-- Work to do --
Repeat the data that follows, word for word, without the images.

Extracted data entries
----
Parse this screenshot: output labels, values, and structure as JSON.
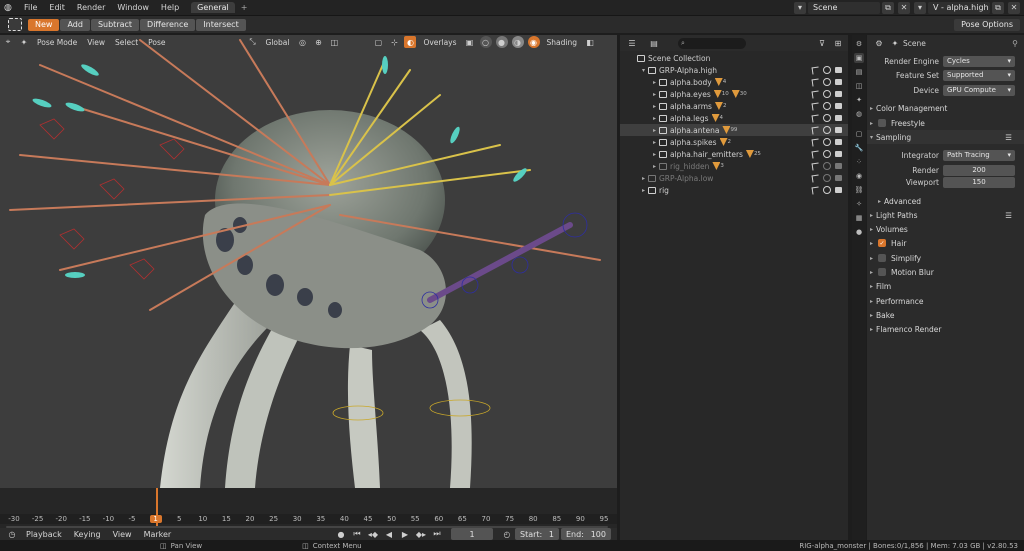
{
  "topbar": {
    "menus": [
      "File",
      "Edit",
      "Render",
      "Window",
      "Help"
    ],
    "workspace_tab": "General",
    "add_tab": "+",
    "scene_name": "Scene",
    "view_layer": "V - alpha.high"
  },
  "toolbar": {
    "modes": [
      "New",
      "Add",
      "Subtract",
      "Difference",
      "Intersect"
    ],
    "active_mode": "New",
    "pose_options": "Pose Options"
  },
  "viewport_header": {
    "mode": "Pose Mode",
    "menus": [
      "View",
      "Select",
      "Pose"
    ],
    "orientation": "Global",
    "overlays": "Overlays",
    "shading": "Shading"
  },
  "timeline": {
    "ticks": [
      "-30",
      "-25",
      "-20",
      "-15",
      "-10",
      "-5",
      "1",
      "5",
      "10",
      "15",
      "20",
      "25",
      "30",
      "35",
      "40",
      "45",
      "50",
      "55",
      "60",
      "65",
      "70",
      "75",
      "80",
      "85",
      "90",
      "95"
    ],
    "current_frame": "1",
    "start_label": "Start:",
    "start": "1",
    "end_label": "End:",
    "end": "100",
    "footer_menus": [
      "Playback",
      "Keying",
      "View",
      "Marker"
    ]
  },
  "statusbar": {
    "pan_view": "Pan View",
    "context_menu": "Context Menu",
    "info": "RIG-alpha_monster | Bones:0/1,856 | Mem: 7.03 GB | v2.80.53"
  },
  "outliner": {
    "search_placeholder": "",
    "rows": [
      {
        "label": "Scene Collection",
        "depth": 0,
        "dim": false,
        "tags": []
      },
      {
        "label": "GRP-Alpha.high",
        "depth": 1,
        "dim": false,
        "tags": []
      },
      {
        "label": "alpha.body",
        "depth": 2,
        "dim": false,
        "tags": [
          "4"
        ]
      },
      {
        "label": "alpha.eyes",
        "depth": 2,
        "dim": false,
        "tags": [
          "10",
          "30"
        ]
      },
      {
        "label": "alpha.arms",
        "depth": 2,
        "dim": false,
        "tags": [
          "2"
        ]
      },
      {
        "label": "alpha.legs",
        "depth": 2,
        "dim": false,
        "tags": [
          "4"
        ]
      },
      {
        "label": "alpha.antena",
        "depth": 2,
        "dim": false,
        "tags": [
          "99"
        ]
      },
      {
        "label": "alpha.spikes",
        "depth": 2,
        "dim": false,
        "tags": [
          "2"
        ]
      },
      {
        "label": "alpha.hair_emitters",
        "depth": 2,
        "dim": false,
        "tags": [
          "25"
        ]
      },
      {
        "label": "rig_hidden",
        "depth": 2,
        "dim": true,
        "tags": [
          "3"
        ]
      },
      {
        "label": "GRP-Alpha.low",
        "depth": 1,
        "dim": true,
        "tags": []
      },
      {
        "label": "rig",
        "depth": 1,
        "dim": false,
        "tags": []
      }
    ],
    "selected_index": 6
  },
  "properties": {
    "header": "Scene",
    "render_engine_label": "Render Engine",
    "render_engine": "Cycles",
    "feature_set_label": "Feature Set",
    "feature_set": "Supported",
    "device_label": "Device",
    "device": "GPU Compute",
    "panels": {
      "color_management": "Color Management",
      "freestyle": "Freestyle",
      "sampling": "Sampling",
      "integrator_label": "Integrator",
      "integrator": "Path Tracing",
      "render_label": "Render",
      "render_samples": "200",
      "viewport_label": "Viewport",
      "viewport_samples": "150",
      "advanced": "Advanced",
      "light_paths": "Light Paths",
      "volumes": "Volumes",
      "hair": "Hair",
      "simplify": "Simplify",
      "motion_blur": "Motion Blur",
      "film": "Film",
      "performance": "Performance",
      "bake": "Bake",
      "flamenco": "Flamenco Render"
    }
  },
  "colors": {
    "accent": "#d9762c",
    "panel_bg": "#2b2b2b",
    "viewport_bg": "#3d3d3d",
    "selected_row": "#3f3f3f"
  }
}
----
-- The response --
Parse this screenshot: output labels, values, and structure as JSON.
{
  "topbar": {
    "menus": [
      "File",
      "Edit",
      "Render",
      "Window",
      "Help"
    ],
    "workspace_tab": "General",
    "add_tab": "+",
    "scene_name": "Scene",
    "view_layer": "V - alpha.high"
  },
  "toolbar": {
    "modes": [
      "New",
      "Add",
      "Subtract",
      "Difference",
      "Intersect"
    ],
    "active_mode": "New",
    "pose_options": "Pose Options"
  },
  "viewport_header": {
    "mode": "Pose Mode",
    "menus": [
      "View",
      "Select",
      "Pose"
    ],
    "orientation": "Global",
    "overlays": "Overlays",
    "shading": "Shading"
  },
  "timeline": {
    "ticks": [
      "-30",
      "-25",
      "-20",
      "-15",
      "-10",
      "-5",
      "1",
      "5",
      "10",
      "15",
      "20",
      "25",
      "30",
      "35",
      "40",
      "45",
      "50",
      "55",
      "60",
      "65",
      "70",
      "75",
      "80",
      "85",
      "90",
      "95"
    ],
    "current_frame": "1",
    "start_label": "Start:",
    "start": "1",
    "end_label": "End:",
    "end": "100",
    "footer_menus": [
      "Playback",
      "Keying",
      "View",
      "Marker"
    ]
  },
  "statusbar": {
    "pan_view": "Pan View",
    "context_menu": "Context Menu",
    "info": "RIG-alpha_monster | Bones:0/1,856 | Mem: 7.03 GB | v2.80.53"
  },
  "outliner": {
    "search_placeholder": "",
    "rows": [
      {
        "label": "Scene Collection",
        "depth": 0,
        "dim": false,
        "tags": []
      },
      {
        "label": "GRP-Alpha.high",
        "depth": 1,
        "dim": false,
        "tags": []
      },
      {
        "label": "alpha.body",
        "depth": 2,
        "dim": false,
        "tags": [
          "4"
        ]
      },
      {
        "label": "alpha.eyes",
        "depth": 2,
        "dim": false,
        "tags": [
          "10",
          "30"
        ]
      },
      {
        "label": "alpha.arms",
        "depth": 2,
        "dim": false,
        "tags": [
          "2"
        ]
      },
      {
        "label": "alpha.legs",
        "depth": 2,
        "dim": false,
        "tags": [
          "4"
        ]
      },
      {
        "label": "alpha.antena",
        "depth": 2,
        "dim": false,
        "tags": [
          "99"
        ]
      },
      {
        "label": "alpha.spikes",
        "depth": 2,
        "dim": false,
        "tags": [
          "2"
        ]
      },
      {
        "label": "alpha.hair_emitters",
        "depth": 2,
        "dim": false,
        "tags": [
          "25"
        ]
      },
      {
        "label": "rig_hidden",
        "depth": 2,
        "dim": true,
        "tags": [
          "3"
        ]
      },
      {
        "label": "GRP-Alpha.low",
        "depth": 1,
        "dim": true,
        "tags": []
      },
      {
        "label": "rig",
        "depth": 1,
        "dim": false,
        "tags": []
      }
    ],
    "selected_index": 6
  },
  "properties": {
    "header": "Scene",
    "render_engine_label": "Render Engine",
    "render_engine": "Cycles",
    "feature_set_label": "Feature Set",
    "feature_set": "Supported",
    "device_label": "Device",
    "device": "GPU Compute",
    "panels": {
      "color_management": "Color Management",
      "freestyle": "Freestyle",
      "sampling": "Sampling",
      "integrator_label": "Integrator",
      "integrator": "Path Tracing",
      "render_label": "Render",
      "render_samples": "200",
      "viewport_label": "Viewport",
      "viewport_samples": "150",
      "advanced": "Advanced",
      "light_paths": "Light Paths",
      "volumes": "Volumes",
      "hair": "Hair",
      "simplify": "Simplify",
      "motion_blur": "Motion Blur",
      "film": "Film",
      "performance": "Performance",
      "bake": "Bake",
      "flamenco": "Flamenco Render"
    }
  },
  "colors": {
    "accent": "#d9762c",
    "panel_bg": "#2b2b2b",
    "viewport_bg": "#3d3d3d",
    "selected_row": "#3f3f3f"
  }
}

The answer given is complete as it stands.